Task statement: Tally the lines of the listing that contain the string "screenshot". Give the number and nothing else.
>> Begin
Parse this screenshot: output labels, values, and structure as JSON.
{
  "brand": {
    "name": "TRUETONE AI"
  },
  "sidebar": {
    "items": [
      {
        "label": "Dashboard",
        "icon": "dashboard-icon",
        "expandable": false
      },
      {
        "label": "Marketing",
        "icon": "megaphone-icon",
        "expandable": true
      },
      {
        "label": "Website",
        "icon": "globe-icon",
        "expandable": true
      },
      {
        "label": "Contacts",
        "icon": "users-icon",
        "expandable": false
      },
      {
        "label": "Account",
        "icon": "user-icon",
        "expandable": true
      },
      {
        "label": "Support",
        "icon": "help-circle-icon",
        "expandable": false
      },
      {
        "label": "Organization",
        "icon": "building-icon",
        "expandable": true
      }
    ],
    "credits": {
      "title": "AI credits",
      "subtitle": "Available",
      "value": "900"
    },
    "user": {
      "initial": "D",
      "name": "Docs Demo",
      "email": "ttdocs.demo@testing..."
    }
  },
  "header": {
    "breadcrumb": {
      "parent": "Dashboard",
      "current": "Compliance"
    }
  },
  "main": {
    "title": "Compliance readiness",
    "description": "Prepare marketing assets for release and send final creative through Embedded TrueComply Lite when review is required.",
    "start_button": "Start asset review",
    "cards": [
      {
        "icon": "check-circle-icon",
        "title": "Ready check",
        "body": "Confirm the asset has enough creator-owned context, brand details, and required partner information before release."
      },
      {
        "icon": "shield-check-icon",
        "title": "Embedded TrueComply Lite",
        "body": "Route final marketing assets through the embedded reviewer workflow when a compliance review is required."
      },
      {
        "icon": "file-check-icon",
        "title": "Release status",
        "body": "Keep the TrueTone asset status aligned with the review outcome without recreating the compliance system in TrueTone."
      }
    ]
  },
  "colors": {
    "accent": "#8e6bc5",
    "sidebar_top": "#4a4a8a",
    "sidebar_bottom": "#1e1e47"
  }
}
>> End
>> Begin
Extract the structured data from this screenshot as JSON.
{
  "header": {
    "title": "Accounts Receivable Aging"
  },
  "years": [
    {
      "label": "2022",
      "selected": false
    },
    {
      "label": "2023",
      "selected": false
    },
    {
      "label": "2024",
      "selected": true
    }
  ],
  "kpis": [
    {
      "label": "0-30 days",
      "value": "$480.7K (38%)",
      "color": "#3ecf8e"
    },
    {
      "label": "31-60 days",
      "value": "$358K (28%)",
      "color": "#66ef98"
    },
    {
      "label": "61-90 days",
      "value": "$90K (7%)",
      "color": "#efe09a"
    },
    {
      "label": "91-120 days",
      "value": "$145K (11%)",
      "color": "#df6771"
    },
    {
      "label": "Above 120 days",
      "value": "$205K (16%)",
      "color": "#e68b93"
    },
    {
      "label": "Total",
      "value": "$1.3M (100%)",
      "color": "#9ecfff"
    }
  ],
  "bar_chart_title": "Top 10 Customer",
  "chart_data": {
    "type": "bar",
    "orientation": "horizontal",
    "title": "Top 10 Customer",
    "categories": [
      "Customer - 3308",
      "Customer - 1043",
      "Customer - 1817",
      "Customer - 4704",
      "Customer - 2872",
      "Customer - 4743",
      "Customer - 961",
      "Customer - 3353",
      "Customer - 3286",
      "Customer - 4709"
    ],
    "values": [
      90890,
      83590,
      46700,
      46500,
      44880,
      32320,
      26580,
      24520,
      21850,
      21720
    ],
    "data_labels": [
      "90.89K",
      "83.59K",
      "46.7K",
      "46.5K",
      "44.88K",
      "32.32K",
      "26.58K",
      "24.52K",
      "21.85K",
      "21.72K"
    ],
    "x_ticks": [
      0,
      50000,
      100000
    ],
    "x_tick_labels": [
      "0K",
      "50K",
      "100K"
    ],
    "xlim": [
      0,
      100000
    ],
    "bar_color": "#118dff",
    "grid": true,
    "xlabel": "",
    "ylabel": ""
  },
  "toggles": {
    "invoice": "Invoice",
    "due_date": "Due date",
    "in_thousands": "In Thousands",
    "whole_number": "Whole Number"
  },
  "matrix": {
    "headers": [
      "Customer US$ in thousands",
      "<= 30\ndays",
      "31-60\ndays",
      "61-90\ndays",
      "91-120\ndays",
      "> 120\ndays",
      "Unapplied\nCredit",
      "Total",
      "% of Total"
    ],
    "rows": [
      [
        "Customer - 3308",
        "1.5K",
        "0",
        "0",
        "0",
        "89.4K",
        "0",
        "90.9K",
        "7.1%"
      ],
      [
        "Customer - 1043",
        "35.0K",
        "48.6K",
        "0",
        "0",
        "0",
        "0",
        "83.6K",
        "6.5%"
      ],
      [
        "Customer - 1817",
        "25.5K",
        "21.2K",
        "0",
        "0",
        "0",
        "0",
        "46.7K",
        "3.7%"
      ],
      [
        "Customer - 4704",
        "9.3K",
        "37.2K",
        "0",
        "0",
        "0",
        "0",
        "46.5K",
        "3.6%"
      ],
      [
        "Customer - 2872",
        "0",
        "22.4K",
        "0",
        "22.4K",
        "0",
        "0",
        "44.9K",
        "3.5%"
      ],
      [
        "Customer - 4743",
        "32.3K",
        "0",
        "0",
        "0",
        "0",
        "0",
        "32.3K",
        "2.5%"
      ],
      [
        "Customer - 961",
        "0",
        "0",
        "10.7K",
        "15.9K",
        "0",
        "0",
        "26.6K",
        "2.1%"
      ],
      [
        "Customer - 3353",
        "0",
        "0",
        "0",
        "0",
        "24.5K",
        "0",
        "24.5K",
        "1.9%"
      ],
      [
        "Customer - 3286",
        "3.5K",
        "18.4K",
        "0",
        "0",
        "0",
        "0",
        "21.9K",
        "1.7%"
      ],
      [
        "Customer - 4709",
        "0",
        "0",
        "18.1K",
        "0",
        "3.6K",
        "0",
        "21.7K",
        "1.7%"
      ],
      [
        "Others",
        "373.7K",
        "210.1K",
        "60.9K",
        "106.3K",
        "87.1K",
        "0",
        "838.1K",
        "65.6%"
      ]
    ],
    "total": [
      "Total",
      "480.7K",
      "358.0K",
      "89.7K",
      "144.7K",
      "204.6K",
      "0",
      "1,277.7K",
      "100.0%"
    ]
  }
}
>> End
>> Begin
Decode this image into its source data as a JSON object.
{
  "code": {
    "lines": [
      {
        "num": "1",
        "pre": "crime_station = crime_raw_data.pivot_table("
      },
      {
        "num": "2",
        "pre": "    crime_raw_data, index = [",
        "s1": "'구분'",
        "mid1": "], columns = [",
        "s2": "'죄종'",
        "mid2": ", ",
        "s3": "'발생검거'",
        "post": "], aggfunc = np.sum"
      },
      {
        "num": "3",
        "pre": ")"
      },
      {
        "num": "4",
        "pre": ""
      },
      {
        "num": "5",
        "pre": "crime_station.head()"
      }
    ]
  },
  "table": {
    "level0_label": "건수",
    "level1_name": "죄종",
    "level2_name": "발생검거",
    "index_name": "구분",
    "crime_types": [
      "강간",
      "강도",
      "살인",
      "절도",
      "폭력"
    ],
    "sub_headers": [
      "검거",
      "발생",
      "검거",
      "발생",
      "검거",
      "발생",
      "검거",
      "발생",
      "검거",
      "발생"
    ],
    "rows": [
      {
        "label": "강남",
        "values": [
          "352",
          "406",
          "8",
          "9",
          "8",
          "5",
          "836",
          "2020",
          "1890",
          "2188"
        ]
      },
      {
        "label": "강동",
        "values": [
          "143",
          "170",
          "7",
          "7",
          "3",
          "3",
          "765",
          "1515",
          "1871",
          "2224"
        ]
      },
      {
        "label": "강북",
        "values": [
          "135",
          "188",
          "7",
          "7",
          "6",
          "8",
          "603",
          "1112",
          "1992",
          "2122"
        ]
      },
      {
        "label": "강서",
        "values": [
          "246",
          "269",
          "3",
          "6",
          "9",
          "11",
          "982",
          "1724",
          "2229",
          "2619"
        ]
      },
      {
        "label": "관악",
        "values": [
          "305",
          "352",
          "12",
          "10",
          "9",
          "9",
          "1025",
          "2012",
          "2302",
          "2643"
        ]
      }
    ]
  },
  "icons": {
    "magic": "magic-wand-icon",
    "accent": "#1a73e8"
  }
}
>> End
Worked solution: 2